▶ [TASK DIRECTIONS] Output nothing but the number of lines that include the word "JSON".

Stored data entries:
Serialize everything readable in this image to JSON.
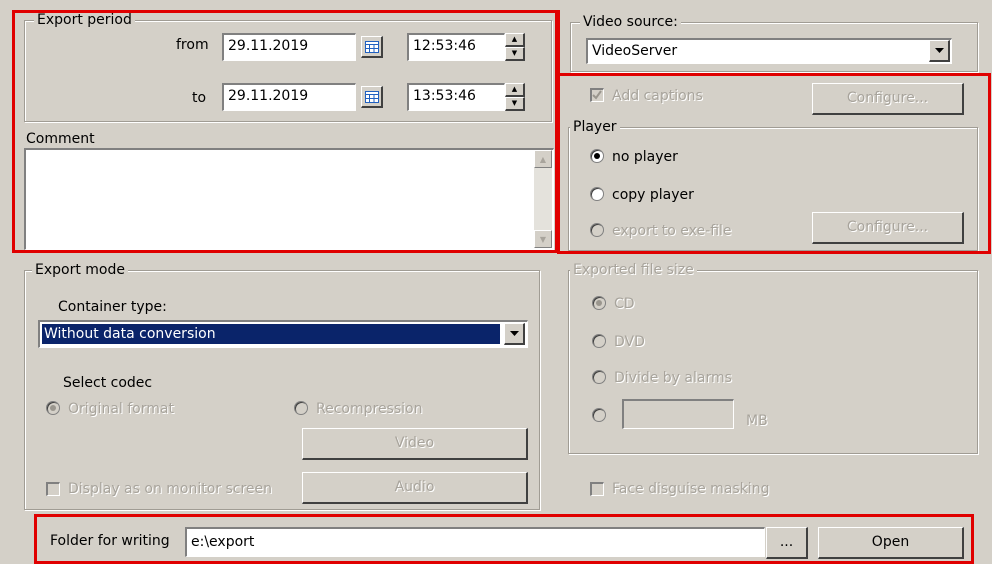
{
  "export_period": {
    "legend": "Export period",
    "from_label": "from",
    "from_date": "29.11.2019",
    "from_time": "12:53:46",
    "to_label": "to",
    "to_date": "29.11.2019",
    "to_time": "13:53:46"
  },
  "comment": {
    "label": "Comment",
    "value": ""
  },
  "video_source": {
    "legend": "Video source:",
    "value": "VideoServer"
  },
  "captions": {
    "label": "Add captions",
    "checked": true,
    "enabled": false,
    "configure_label": "Configure..."
  },
  "player": {
    "legend": "Player",
    "options": [
      "no player",
      "copy player",
      "export to exe-file"
    ],
    "selected": "no player",
    "configure_label": "Configure..."
  },
  "export_mode": {
    "legend": "Export mode",
    "container_label": "Container type:",
    "container_value": "Without data conversion",
    "codec_label": "Select codec",
    "codec_options": [
      "Original format",
      "Recompression"
    ],
    "codec_selected": "Original format",
    "video_button": "Video",
    "audio_button": "Audio",
    "display_monitor_label": "Display as on monitor screen"
  },
  "file_size": {
    "legend": "Exported file size",
    "options": [
      "CD",
      "DVD",
      "Divide by alarms"
    ],
    "selected": "CD",
    "custom_value": "",
    "unit": "MB"
  },
  "face_mask": {
    "label": "Face disguise masking"
  },
  "folder": {
    "label": "Folder for writing",
    "value": "e:\\export",
    "browse_label": "...",
    "open_label": "Open"
  },
  "colors": {
    "highlight": "#e00000",
    "selection": "#0a246a",
    "panel": "#d4d0c8"
  }
}
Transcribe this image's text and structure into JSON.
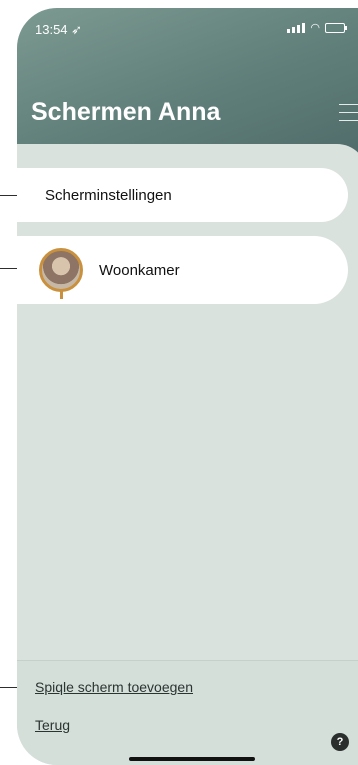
{
  "status": {
    "time": "13:54"
  },
  "header": {
    "title": "Schermen Anna"
  },
  "items": [
    {
      "label": "Scherminstellingen"
    },
    {
      "label": "Woonkamer"
    }
  ],
  "footer": {
    "add_mirror_label": "Spiqle scherm toevoegen",
    "back_label": "Terug",
    "help_label": "?"
  },
  "colors": {
    "header_gradient_start": "#7c9a91",
    "header_gradient_end": "#4f6a69",
    "content_bg": "#d9e2dd",
    "avatar_ring": "#c9913e"
  }
}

▶ [THE RESULT] 2